• [Directive] Report, as a bare number, how many lines contain the string "فواحدة".

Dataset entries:
########################################

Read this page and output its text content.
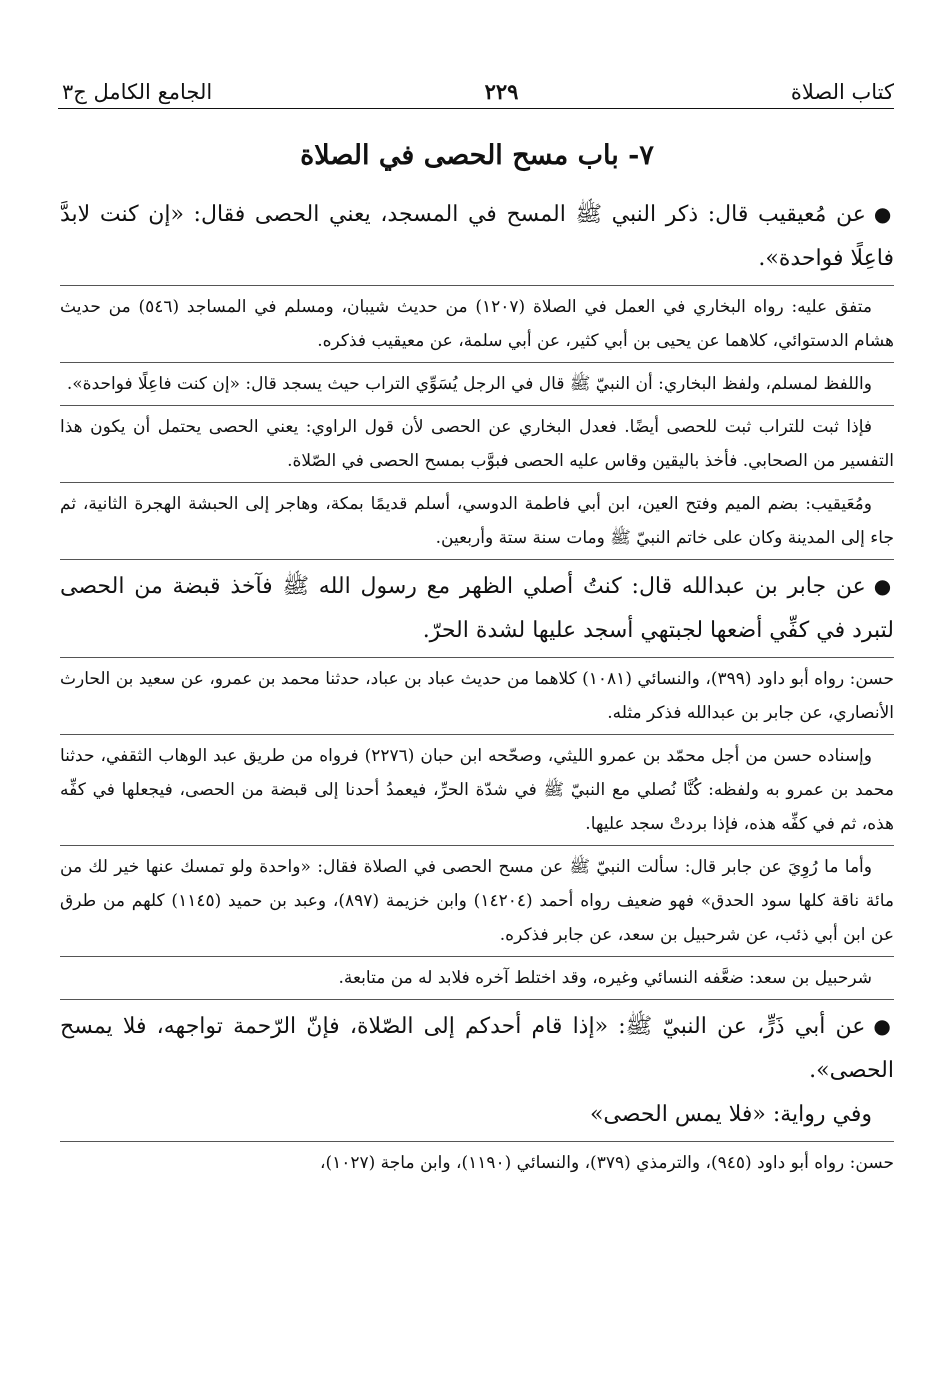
كتاب الصلاة
٢٢٩
الجامع الكامل ج٣
٧- باب مسح الحصى في الصلاة

●عن مُعيقيب قال: ذكر النبي ﷺ المسح في المسجد، يعني الحصى فقال: «إن كنت لابدَّ فاعِلًا فواحدة».

متفق عليه: رواه البخاري في العمل في الصلاة (١٢٠٧) من حديث شيبان، ومسلم في المساجد (٥٤٦) من حديث هشام الدستوائي، كلاهما عن يحيى بن أبي كثير، عن أبي سلمة، عن معيقيب فذكره.

واللفظ لمسلم، ولفظ البخاري: أن النبيّ ﷺ قال في الرجل يُسَوِّي التراب حيث يسجد قال: «إن كنت فاعِلًا فواحدة».

فإذا ثبت للتراب ثبت للحصى أيضًا. فعدل البخاري عن الحصى لأن قول الراوي: يعني الحصى يحتمل أن يكون هذا التفسير من الصحابي. فأخذ باليقين وقاس عليه الحصى فبوَّب بمسح الحصى في الصّلاة.

ومُعَيقيب: بضم الميم وفتح العين، ابن أبي فاطمة الدوسي، أسلم قديمًا بمكة، وهاجر إلى الحبشة الهجرة الثانية، ثم جاء إلى المدينة وكان على خاتم النبيّ ﷺ ومات سنة ستة وأربعين.

●عن جابر بن عبدالله قال: كنتُ أصلي الظهر مع رسول الله ﷺ فآخذ قبضة من الحصى لتبرد في كفِّي أضعها لجبتهي أسجد عليها لشدة الحرّ.

حسن: رواه أبو داود (٣٩٩)، والنسائي (١٠٨١) كلاهما من حديث عباد بن عباد، حدثنا محمد بن عمرو، عن سعيد بن الحارث الأنصاري، عن جابر بن عبدالله فذكر مثله.

وإسناده حسن من أجل محمّد بن عمرو الليثي، وصحّحه ابن حبان (٢٢٧٦) فرواه من طريق عبد الوهاب الثقفي، حدثنا محمد بن عمرو به ولفظه: كُنَّا نُصلي مع النبيّ ﷺ في شدّة الحرِّ، فيعمدُ أحدنا إلى قبضة من الحصى، فيجعلها في كفِّه هذه، ثم في كفِّه هذه، فإذا بردتْ سجد عليها.

وأما ما رُوِيَ عن جابر قال: سألت النبيّ ﷺ عن مسح الحصى في الصلاة فقال: «واحدة ولو تمسك عنها خير لك من مائة ناقة كلها سود الحدق» فهو ضعيف رواه أحمد (١٤٢٠٤) وابن خزيمة (٨٩٧)، وعبد بن حميد (١١٤٥) كلهم من طرق عن ابن أبي ذئب، عن شرحبيل بن سعد، عن جابر فذكره.

شرحبيل بن سعد: ضعَّفه النسائي وغيره، وقد اختلط آخره فلابد له من متابعة.

●عن أبي ذَرٍّ، عن النبيّ ﷺ: «إذا قام أحدكم إلى الصّلاة، فإنّ الرّحمة تواجهه، فلا يمسح الحصى».

وفي رواية: «فلا يمس الحصى»

حسن: رواه أبو داود (٩٤٥)، والترمذي (٣٧٩)، والنسائي (١١٩٠)، وابن ماجة (١٠٢٧)،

########################################

• [Finished task] 2